Oracle 8-K 2008
SECURITIES AND EXCHANGE COMMISSION
Washington, D.C. 20549
Pursuant to Section 13 or 15(d) of the
Securities Exchange Act of 1934
Date of Report (Date of earliest event reported): February 27, 2008
(Exact name of registrant as specified in charter)
500 Oracle Parkway, Redwood City, California 94065
(Address of principal executive offices) (Zip Code)
(Registrants telephone number, including area code)
(Former name or former address, if changed since last report.)
Check the appropriate box below if the Form 8-K filing is intended to simultaneously satisfy the filing obligation of the registrant under any of the following:
Item 8.01 Other Events
On February 27, 2008, Oracle Corporation (Oracle) issued a press release announcing that the U.S. Department of Justice and Federal Trade Commission have granted early termination of the review period under the Hart-Scott-Rodino Antitrust Improvements Act of 1976, as amended, with respect to the proposed acquisition of BEA Systems, Inc. (BEA) by Oracle.
As previously announced, BEA has scheduled a special meeting of its stockholders, to be held at 10:00 a.m. Pacific time on Friday, April 4, 2008 to consider and vote on the proposed merger. The transaction still requires BEA stockholder approval and regulatory clearance from the European Commission and is subject to other closing conditions.
A copy of the press release issued by Oracle announcing the termination of the review period under the Hart-Scott-Rodino Antitrust Improvements Act of 1976, as amended, is filed as an exhibit hereto and is incorporated herein by reference.

- _SUPPLIED RECORDS_

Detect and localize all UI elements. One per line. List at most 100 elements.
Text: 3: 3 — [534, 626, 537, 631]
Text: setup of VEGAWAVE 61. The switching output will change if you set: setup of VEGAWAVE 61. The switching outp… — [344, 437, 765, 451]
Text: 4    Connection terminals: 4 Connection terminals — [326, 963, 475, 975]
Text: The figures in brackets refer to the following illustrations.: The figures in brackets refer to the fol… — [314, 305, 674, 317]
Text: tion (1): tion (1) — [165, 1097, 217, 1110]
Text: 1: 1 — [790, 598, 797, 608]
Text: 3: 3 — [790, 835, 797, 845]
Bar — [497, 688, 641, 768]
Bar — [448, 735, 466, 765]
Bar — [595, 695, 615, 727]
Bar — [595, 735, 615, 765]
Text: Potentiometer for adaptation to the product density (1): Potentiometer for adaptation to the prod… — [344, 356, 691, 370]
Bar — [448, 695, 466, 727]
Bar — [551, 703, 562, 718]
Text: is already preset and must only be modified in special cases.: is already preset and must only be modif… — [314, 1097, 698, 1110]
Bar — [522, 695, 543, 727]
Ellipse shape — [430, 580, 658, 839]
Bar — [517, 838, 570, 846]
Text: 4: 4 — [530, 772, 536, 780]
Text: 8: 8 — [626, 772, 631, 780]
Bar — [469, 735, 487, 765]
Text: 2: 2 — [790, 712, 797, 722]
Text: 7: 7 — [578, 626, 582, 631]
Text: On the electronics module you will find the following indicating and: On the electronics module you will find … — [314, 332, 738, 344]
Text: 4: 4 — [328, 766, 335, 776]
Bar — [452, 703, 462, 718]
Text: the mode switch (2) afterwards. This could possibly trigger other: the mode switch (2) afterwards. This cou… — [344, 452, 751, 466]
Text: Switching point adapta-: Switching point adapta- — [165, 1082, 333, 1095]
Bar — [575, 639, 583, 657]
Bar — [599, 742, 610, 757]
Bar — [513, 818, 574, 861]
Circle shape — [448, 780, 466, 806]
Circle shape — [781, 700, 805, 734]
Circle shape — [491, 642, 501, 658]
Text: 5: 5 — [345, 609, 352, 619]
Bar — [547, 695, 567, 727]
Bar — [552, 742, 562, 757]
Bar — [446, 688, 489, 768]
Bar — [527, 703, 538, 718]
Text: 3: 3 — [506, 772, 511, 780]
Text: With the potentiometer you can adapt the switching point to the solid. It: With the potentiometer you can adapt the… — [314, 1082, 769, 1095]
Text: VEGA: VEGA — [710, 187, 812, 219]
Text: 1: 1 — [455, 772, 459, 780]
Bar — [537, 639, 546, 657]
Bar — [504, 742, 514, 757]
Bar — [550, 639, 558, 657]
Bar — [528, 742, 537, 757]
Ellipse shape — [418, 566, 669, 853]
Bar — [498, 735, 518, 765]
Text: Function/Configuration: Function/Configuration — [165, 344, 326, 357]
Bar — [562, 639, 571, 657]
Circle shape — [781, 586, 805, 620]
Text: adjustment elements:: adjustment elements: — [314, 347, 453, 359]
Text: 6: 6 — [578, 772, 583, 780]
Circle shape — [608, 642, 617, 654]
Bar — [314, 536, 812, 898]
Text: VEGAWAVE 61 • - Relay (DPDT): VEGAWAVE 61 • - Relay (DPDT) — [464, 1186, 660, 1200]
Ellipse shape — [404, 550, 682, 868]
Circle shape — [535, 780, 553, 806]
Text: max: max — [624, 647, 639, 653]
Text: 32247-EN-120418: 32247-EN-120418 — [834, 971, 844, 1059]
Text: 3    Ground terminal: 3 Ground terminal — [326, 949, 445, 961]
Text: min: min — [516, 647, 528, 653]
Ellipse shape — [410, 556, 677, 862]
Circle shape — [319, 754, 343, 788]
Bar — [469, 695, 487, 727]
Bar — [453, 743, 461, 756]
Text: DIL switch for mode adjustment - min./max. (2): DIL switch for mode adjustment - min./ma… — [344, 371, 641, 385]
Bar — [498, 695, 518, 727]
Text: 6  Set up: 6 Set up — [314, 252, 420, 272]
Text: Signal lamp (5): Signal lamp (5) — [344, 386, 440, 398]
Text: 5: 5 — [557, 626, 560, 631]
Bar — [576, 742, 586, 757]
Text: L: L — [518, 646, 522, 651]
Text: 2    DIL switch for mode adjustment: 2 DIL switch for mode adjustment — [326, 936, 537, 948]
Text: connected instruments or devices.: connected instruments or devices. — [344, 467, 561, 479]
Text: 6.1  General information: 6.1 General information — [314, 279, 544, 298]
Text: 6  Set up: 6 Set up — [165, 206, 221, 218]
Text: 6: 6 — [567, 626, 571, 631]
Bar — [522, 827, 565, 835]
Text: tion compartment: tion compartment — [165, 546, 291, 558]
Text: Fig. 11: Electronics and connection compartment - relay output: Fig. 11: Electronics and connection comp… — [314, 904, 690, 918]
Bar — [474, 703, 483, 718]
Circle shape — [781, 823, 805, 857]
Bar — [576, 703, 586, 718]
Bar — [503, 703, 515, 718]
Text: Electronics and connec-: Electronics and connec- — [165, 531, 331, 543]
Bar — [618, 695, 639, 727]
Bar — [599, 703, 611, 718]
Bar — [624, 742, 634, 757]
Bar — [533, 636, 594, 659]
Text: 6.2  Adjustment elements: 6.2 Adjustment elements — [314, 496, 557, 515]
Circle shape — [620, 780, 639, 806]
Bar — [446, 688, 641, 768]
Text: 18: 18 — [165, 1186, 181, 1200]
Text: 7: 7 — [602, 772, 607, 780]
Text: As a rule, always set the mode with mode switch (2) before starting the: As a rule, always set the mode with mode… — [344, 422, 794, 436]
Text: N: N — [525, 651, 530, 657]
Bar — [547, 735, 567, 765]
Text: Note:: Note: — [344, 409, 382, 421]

- _YOUR TASKS_
1. Why has BEA scheduled a special meeting of its stockholders, according to the Oracle filing? Answer in one to three sentences.
2. Please rewrite everything from "Oracle 8-K 2008" down to "since last report.)" in the Oracle filing, using "Santa Clara" in place of "Redwood City".
3. Extend the Oracle filing on the BEA acquisition review, starting after its final sentence.

- _ANSWERS FOR THIS EXERCISE_
1. BEA scheduled the special meeting so its stockholders can consider and vote on the proposed merger. The meeting is set for 10:00 a.m. Pacific time on Friday, April 4, 2008.

2.
Oracle 8-K 2008
SECURITIES AND EXCHANGE COMMISSION
Washington, D.C. 20549
Pursuant to Section 13 or 15(d) of the
Securities Exchange Act of 1934
Date of Report (Date of earliest event reported): February 27, 2008
(Exact name of registrant as specified in charter)
500 Oracle Parkway, Santa Clara, California 94065
(Address of principal executive offices) (Zip Code)
(Registrants telephone number, including area code)
(Former name or former address, if changed since last report.)

3.
Cautionary Statement Regarding Forward-Looking Statements
This document contains certain forward-looking statements about Oracle and BEA including statements that involve risks and uncertainties concerning Oracles proposed acquisition of BEA. Actual events or results may differ materially from those described, expressed or implied in this press release due to a number of risks and uncertainties, many of which are beyond the control of Oracle or BEA. The potential risks and uncertainties include, among others, the possibility that the transaction will not close or that the closing may be delayed, general economic conditions, industry specific conditions and the possibility that Oracle or BEA may be adversely affected by other economic, business, and/or competitive factors. In addition, please refer to the documents that Oracle and BEA, respectively, file with the Securities and Exchange Commission on Forms 10-K, 10-Q and 8-K. These filings identify and address other important factors that could cause Oracles and BEAs respective financial and operational results to differ materially from those contained in the forward-looking statements set forth in this document. Accordingly, no assurances can be given that any of the events anticipated by the forward-looking statements will transpire or occur, or if any of them do so, what impact they will have on the results of operations or financial condition of Oracle or BEA. Oracle and BEA are under no duty to update any of the forward-looking statements after the date of this document to conform to actual results.
Additional Information about the Merger and Where to Find it
In connection with the proposed merger, BEA has filed a preliminary proxy statement with the Securities and Exchange Commission (the SEC). Additionally, BEA and Oracle will file other relevant materials in connection with the proposed acquisition of BEA by Oracle pursuant to the terms of an Agreement and Plan of Merger by and among Oracle, Bronco Acquisition Corporation, a wholly-owned subsidiary of Oracle, and BEA. The materials filed by BEA with the SEC may be obtained free of charge at the SECs web site at www.sec.gov. Investors and security holders of BEA are urged to read the proxy statement and the other relevant materials when they become available before making any voting or investment decision with respect to the proposed merger because they will contain important information about the merger and the parties to the merger.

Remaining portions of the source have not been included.